> [Task instructions]
Write out every line of the material as it stands, apart from the pictures.

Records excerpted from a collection
━━━━

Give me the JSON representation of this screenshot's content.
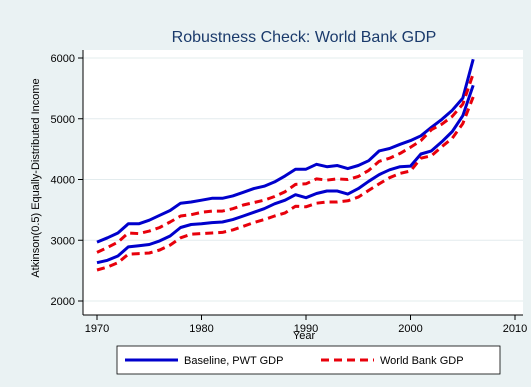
{
  "chart_data": {
    "type": "line",
    "title": "Robustness Check: World Bank GDP",
    "xlabel": "Year",
    "ylabel": "Atkinson(0.5) Equally-Distributed Income",
    "xlim": [
      1970,
      2010
    ],
    "ylim": [
      2000,
      6000
    ],
    "x_ticks": [
      1970,
      1980,
      1990,
      2000,
      2010
    ],
    "y_ticks": [
      2000,
      3000,
      4000,
      5000,
      6000
    ],
    "grid": true,
    "legend_position": "bottom",
    "series": [
      {
        "name": "Baseline, PWT GDP",
        "color": "#0000cc",
        "style": "solid",
        "x": [
          1970,
          1971,
          1972,
          1973,
          1974,
          1975,
          1976,
          1977,
          1978,
          1979,
          1980,
          1981,
          1982,
          1983,
          1984,
          1985,
          1986,
          1987,
          1988,
          1989,
          1990,
          1991,
          1992,
          1993,
          1994,
          1995,
          1996,
          1997,
          1998,
          1999,
          2000,
          2001,
          2002,
          2003,
          2004,
          2005,
          2006
        ],
        "y": [
          2970,
          3040,
          3120,
          3270,
          3270,
          3330,
          3410,
          3490,
          3610,
          3630,
          3660,
          3690,
          3690,
          3730,
          3790,
          3850,
          3890,
          3960,
          4060,
          4170,
          4170,
          4250,
          4210,
          4230,
          4180,
          4230,
          4310,
          4470,
          4510,
          4580,
          4640,
          4720,
          4860,
          4990,
          5140,
          5340,
          5980
        ]
      },
      {
        "name": "Baseline, PWT GDP",
        "color": "#0000cc",
        "style": "solid",
        "x": [
          1970,
          1971,
          1972,
          1973,
          1974,
          1975,
          1976,
          1977,
          1978,
          1979,
          1980,
          1981,
          1982,
          1983,
          1984,
          1985,
          1986,
          1987,
          1988,
          1989,
          1990,
          1991,
          1992,
          1993,
          1994,
          1995,
          1996,
          1997,
          1998,
          1999,
          2000,
          2001,
          2002,
          2003,
          2004,
          2005,
          2006
        ],
        "y": [
          2630,
          2670,
          2740,
          2890,
          2910,
          2930,
          2990,
          3070,
          3210,
          3260,
          3270,
          3290,
          3300,
          3340,
          3400,
          3460,
          3520,
          3600,
          3660,
          3750,
          3700,
          3770,
          3810,
          3810,
          3760,
          3850,
          3970,
          4080,
          4160,
          4210,
          4220,
          4420,
          4470,
          4620,
          4790,
          5050,
          5550
        ]
      },
      {
        "name": "World Bank GDP",
        "color": "#e8000b",
        "style": "dashed",
        "x": [
          1970,
          1971,
          1972,
          1973,
          1974,
          1975,
          1976,
          1977,
          1978,
          1979,
          1980,
          1981,
          1982,
          1983,
          1984,
          1985,
          1986,
          1987,
          1988,
          1989,
          1990,
          1991,
          1992,
          1993,
          1994,
          1995,
          1996,
          1997,
          1998,
          1999,
          2000,
          2001,
          2002,
          2003,
          2004,
          2005,
          2006
        ],
        "y": [
          2800,
          2880,
          2970,
          3120,
          3110,
          3150,
          3210,
          3300,
          3400,
          3420,
          3460,
          3480,
          3480,
          3520,
          3580,
          3620,
          3660,
          3720,
          3800,
          3920,
          3930,
          4010,
          3990,
          4010,
          4000,
          4050,
          4150,
          4300,
          4350,
          4430,
          4530,
          4640,
          4820,
          4910,
          5040,
          5240,
          5740
        ]
      },
      {
        "name": "World Bank GDP",
        "color": "#e8000b",
        "style": "dashed",
        "x": [
          1970,
          1971,
          1972,
          1973,
          1974,
          1975,
          1976,
          1977,
          1978,
          1979,
          1980,
          1981,
          1982,
          1983,
          1984,
          1985,
          1986,
          1987,
          1988,
          1989,
          1990,
          1991,
          1992,
          1993,
          1994,
          1995,
          1996,
          1997,
          1998,
          1999,
          2000,
          2001,
          2002,
          2003,
          2004,
          2005,
          2006
        ],
        "y": [
          2510,
          2560,
          2630,
          2770,
          2780,
          2790,
          2840,
          2920,
          3040,
          3100,
          3110,
          3120,
          3130,
          3170,
          3230,
          3290,
          3340,
          3400,
          3450,
          3560,
          3550,
          3610,
          3630,
          3630,
          3650,
          3710,
          3820,
          3930,
          4030,
          4100,
          4140,
          4350,
          4390,
          4540,
          4680,
          4920,
          5360
        ]
      }
    ]
  }
}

━━━━

> [Expected answer]
Give me the JSON representation of this screenshot's content.
{
  "chart_data": {
    "type": "line",
    "title": "Robustness Check: World Bank GDP",
    "xlabel": "Year",
    "ylabel": "Atkinson(0.5) Equally-Distributed Income",
    "xlim": [
      1970,
      2010
    ],
    "ylim": [
      2000,
      6000
    ],
    "x_ticks": [
      1970,
      1980,
      1990,
      2000,
      2010
    ],
    "y_ticks": [
      2000,
      3000,
      4000,
      5000,
      6000
    ],
    "grid": true,
    "legend_position": "bottom",
    "series": [
      {
        "name": "Baseline, PWT GDP",
        "color": "#0000cc",
        "style": "solid",
        "x": [
          1970,
          1971,
          1972,
          1973,
          1974,
          1975,
          1976,
          1977,
          1978,
          1979,
          1980,
          1981,
          1982,
          1983,
          1984,
          1985,
          1986,
          1987,
          1988,
          1989,
          1990,
          1991,
          1992,
          1993,
          1994,
          1995,
          1996,
          1997,
          1998,
          1999,
          2000,
          2001,
          2002,
          2003,
          2004,
          2005,
          2006
        ],
        "y": [
          2970,
          3040,
          3120,
          3270,
          3270,
          3330,
          3410,
          3490,
          3610,
          3630,
          3660,
          3690,
          3690,
          3730,
          3790,
          3850,
          3890,
          3960,
          4060,
          4170,
          4170,
          4250,
          4210,
          4230,
          4180,
          4230,
          4310,
          4470,
          4510,
          4580,
          4640,
          4720,
          4860,
          4990,
          5140,
          5340,
          5980
        ]
      },
      {
        "name": "Baseline, PWT GDP",
        "color": "#0000cc",
        "style": "solid",
        "x": [
          1970,
          1971,
          1972,
          1973,
          1974,
          1975,
          1976,
          1977,
          1978,
          1979,
          1980,
          1981,
          1982,
          1983,
          1984,
          1985,
          1986,
          1987,
          1988,
          1989,
          1990,
          1991,
          1992,
          1993,
          1994,
          1995,
          1996,
          1997,
          1998,
          1999,
          2000,
          2001,
          2002,
          2003,
          2004,
          2005,
          2006
        ],
        "y": [
          2630,
          2670,
          2740,
          2890,
          2910,
          2930,
          2990,
          3070,
          3210,
          3260,
          3270,
          3290,
          3300,
          3340,
          3400,
          3460,
          3520,
          3600,
          3660,
          3750,
          3700,
          3770,
          3810,
          3810,
          3760,
          3850,
          3970,
          4080,
          4160,
          4210,
          4220,
          4420,
          4470,
          4620,
          4790,
          5050,
          5550
        ]
      },
      {
        "name": "World Bank GDP",
        "color": "#e8000b",
        "style": "dashed",
        "x": [
          1970,
          1971,
          1972,
          1973,
          1974,
          1975,
          1976,
          1977,
          1978,
          1979,
          1980,
          1981,
          1982,
          1983,
          1984,
          1985,
          1986,
          1987,
          1988,
          1989,
          1990,
          1991,
          1992,
          1993,
          1994,
          1995,
          1996,
          1997,
          1998,
          1999,
          2000,
          2001,
          2002,
          2003,
          2004,
          2005,
          2006
        ],
        "y": [
          2800,
          2880,
          2970,
          3120,
          3110,
          3150,
          3210,
          3300,
          3400,
          3420,
          3460,
          3480,
          3480,
          3520,
          3580,
          3620,
          3660,
          3720,
          3800,
          3920,
          3930,
          4010,
          3990,
          4010,
          4000,
          4050,
          4150,
          4300,
          4350,
          4430,
          4530,
          4640,
          4820,
          4910,
          5040,
          5240,
          5740
        ]
      },
      {
        "name": "World Bank GDP",
        "color": "#e8000b",
        "style": "dashed",
        "x": [
          1970,
          1971,
          1972,
          1973,
          1974,
          1975,
          1976,
          1977,
          1978,
          1979,
          1980,
          1981,
          1982,
          1983,
          1984,
          1985,
          1986,
          1987,
          1988,
          1989,
          1990,
          1991,
          1992,
          1993,
          1994,
          1995,
          1996,
          1997,
          1998,
          1999,
          2000,
          2001,
          2002,
          2003,
          2004,
          2005,
          2006
        ],
        "y": [
          2510,
          2560,
          2630,
          2770,
          2780,
          2790,
          2840,
          2920,
          3040,
          3100,
          3110,
          3120,
          3130,
          3170,
          3230,
          3290,
          3340,
          3400,
          3450,
          3560,
          3550,
          3610,
          3630,
          3630,
          3650,
          3710,
          3820,
          3930,
          4030,
          4100,
          4140,
          4350,
          4390,
          4540,
          4680,
          4920,
          5360
        ]
      }
    ]
  }
}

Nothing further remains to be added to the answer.